What the task asks
Look through the data below. Pick out the lines holding the string "探索将食物进行分类的方法".
## BEGIN Given information
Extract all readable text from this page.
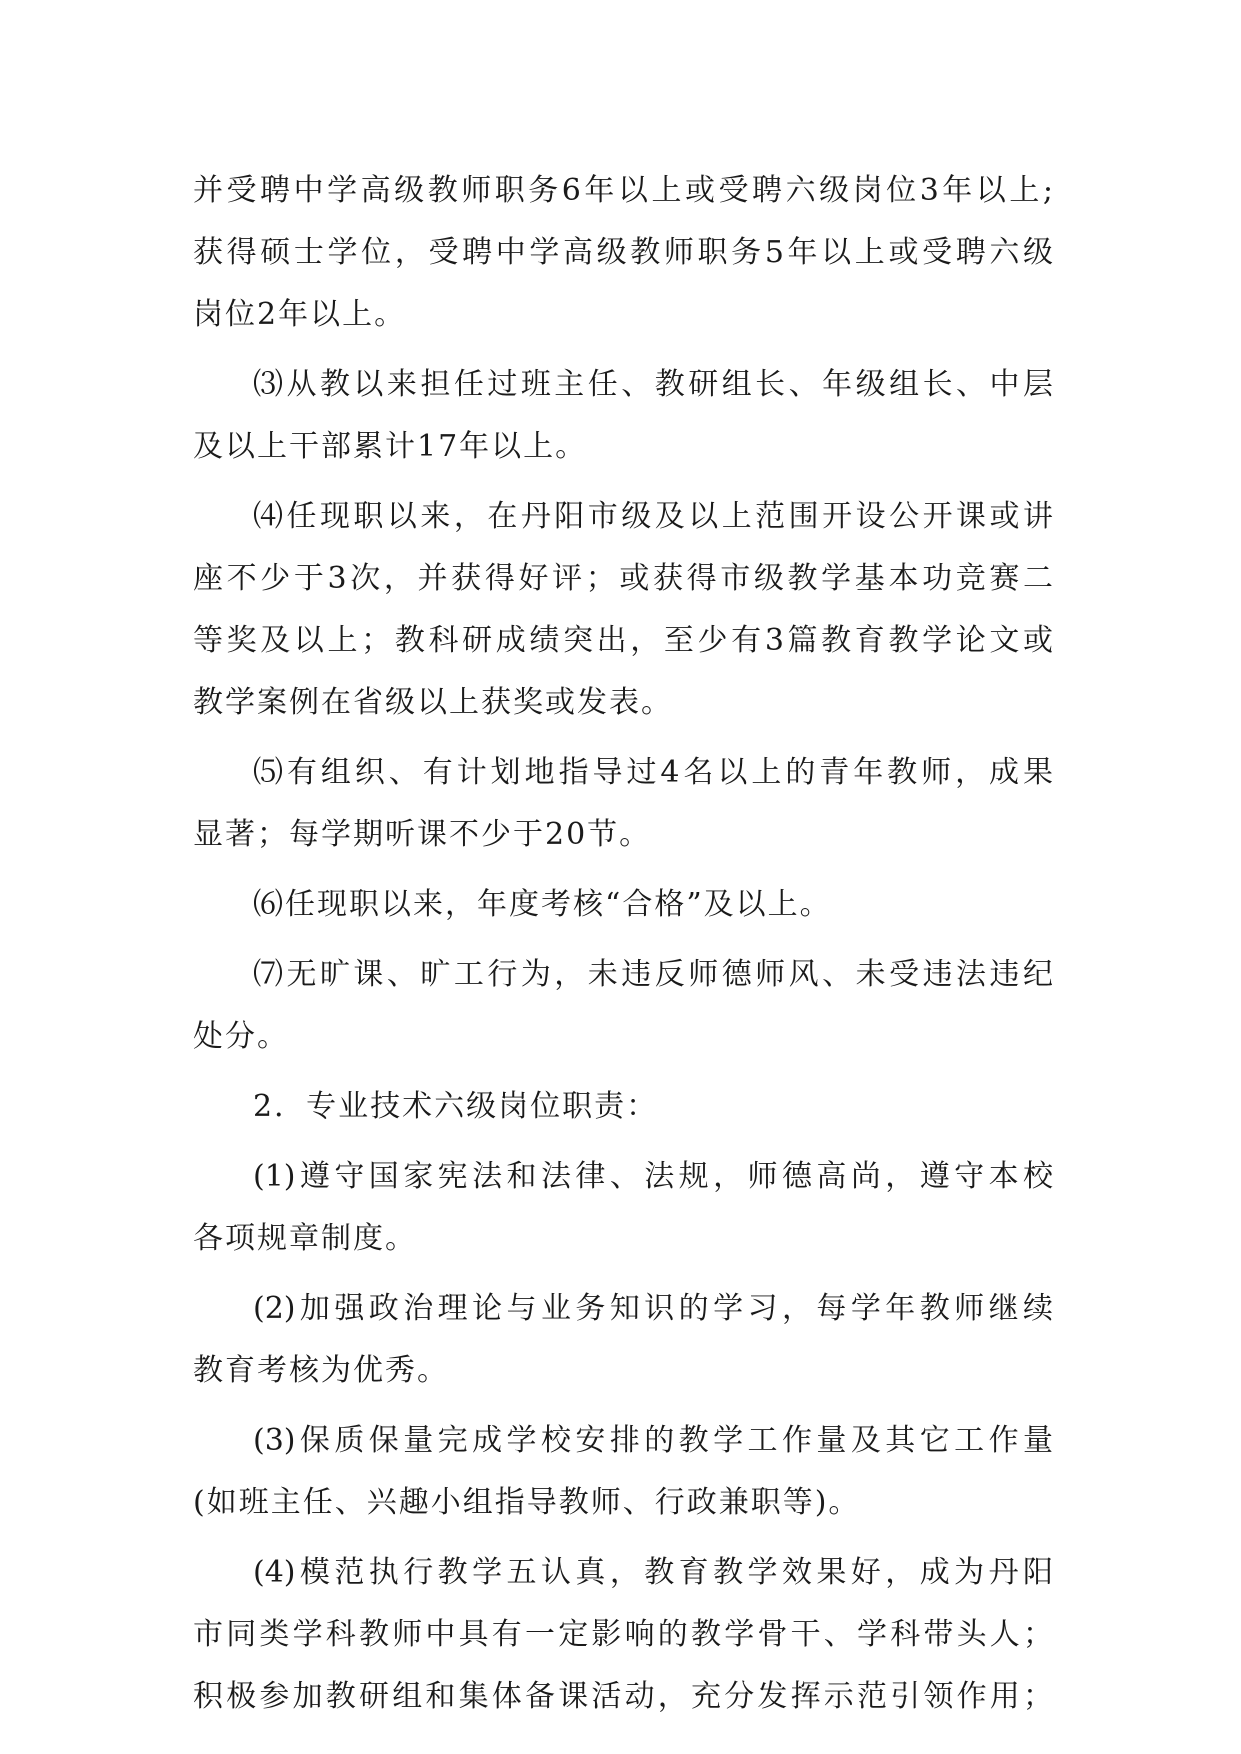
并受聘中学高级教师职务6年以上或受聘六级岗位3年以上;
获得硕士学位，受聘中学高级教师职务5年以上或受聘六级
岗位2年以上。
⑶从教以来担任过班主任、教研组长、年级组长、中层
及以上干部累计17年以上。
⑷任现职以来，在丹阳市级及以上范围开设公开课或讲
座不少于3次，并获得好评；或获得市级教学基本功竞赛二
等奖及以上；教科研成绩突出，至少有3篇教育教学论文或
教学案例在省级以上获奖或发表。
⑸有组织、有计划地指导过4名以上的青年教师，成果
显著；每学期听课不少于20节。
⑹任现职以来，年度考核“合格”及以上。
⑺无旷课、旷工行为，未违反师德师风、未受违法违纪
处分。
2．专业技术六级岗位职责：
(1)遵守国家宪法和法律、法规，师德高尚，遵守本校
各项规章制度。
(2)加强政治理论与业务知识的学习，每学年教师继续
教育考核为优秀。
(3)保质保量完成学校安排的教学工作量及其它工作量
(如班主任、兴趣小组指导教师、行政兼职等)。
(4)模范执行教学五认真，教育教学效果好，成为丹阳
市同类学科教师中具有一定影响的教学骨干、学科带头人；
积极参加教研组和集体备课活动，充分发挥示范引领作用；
## END Given information
## BEGIN Given information
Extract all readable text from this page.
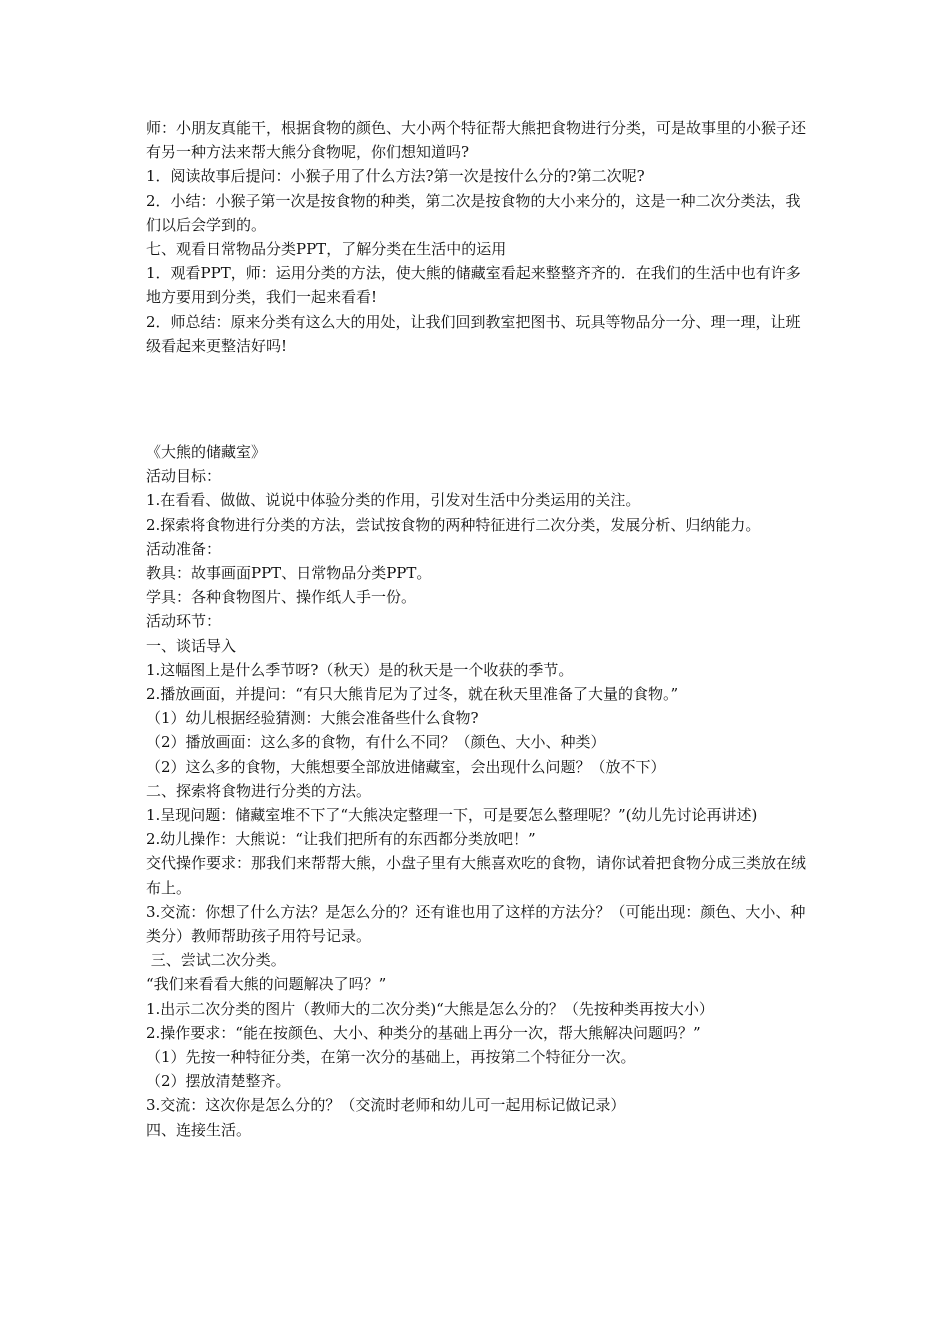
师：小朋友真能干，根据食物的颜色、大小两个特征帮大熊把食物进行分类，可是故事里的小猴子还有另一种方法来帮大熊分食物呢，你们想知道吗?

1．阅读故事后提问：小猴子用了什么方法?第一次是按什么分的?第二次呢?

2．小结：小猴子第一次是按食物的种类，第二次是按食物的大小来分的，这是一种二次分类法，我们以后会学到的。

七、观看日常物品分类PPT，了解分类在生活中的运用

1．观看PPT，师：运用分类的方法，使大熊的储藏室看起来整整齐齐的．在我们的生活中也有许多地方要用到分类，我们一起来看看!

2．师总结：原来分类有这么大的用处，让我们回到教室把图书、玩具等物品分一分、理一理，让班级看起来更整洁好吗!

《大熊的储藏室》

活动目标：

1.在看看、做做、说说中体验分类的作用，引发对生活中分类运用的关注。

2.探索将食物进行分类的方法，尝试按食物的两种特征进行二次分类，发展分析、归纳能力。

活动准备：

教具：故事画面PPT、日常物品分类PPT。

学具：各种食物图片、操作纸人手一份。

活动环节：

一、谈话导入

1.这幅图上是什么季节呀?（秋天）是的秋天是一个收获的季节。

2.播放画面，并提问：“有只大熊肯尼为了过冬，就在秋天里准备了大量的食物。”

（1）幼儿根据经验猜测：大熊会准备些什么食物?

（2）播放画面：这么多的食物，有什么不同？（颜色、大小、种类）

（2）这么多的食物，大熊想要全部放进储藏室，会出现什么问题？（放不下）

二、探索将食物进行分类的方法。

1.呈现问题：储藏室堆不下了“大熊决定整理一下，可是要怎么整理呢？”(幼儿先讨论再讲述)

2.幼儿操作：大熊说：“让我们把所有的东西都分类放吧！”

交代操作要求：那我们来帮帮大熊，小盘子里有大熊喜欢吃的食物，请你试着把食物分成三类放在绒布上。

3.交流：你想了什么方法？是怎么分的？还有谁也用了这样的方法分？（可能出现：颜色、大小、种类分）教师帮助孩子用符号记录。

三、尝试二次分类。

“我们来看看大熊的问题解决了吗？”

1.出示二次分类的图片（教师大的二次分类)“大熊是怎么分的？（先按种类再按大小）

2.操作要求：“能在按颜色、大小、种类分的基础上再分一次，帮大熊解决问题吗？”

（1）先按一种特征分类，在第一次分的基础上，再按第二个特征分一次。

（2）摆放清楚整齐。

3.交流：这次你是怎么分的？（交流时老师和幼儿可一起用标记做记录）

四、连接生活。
## END Given information
Correct response
2.探索将食物进行分类的方法，尝试按食物的两种特征进行二次分类，发展分析、归纳能力。
二、探索将食物进行分类的方法。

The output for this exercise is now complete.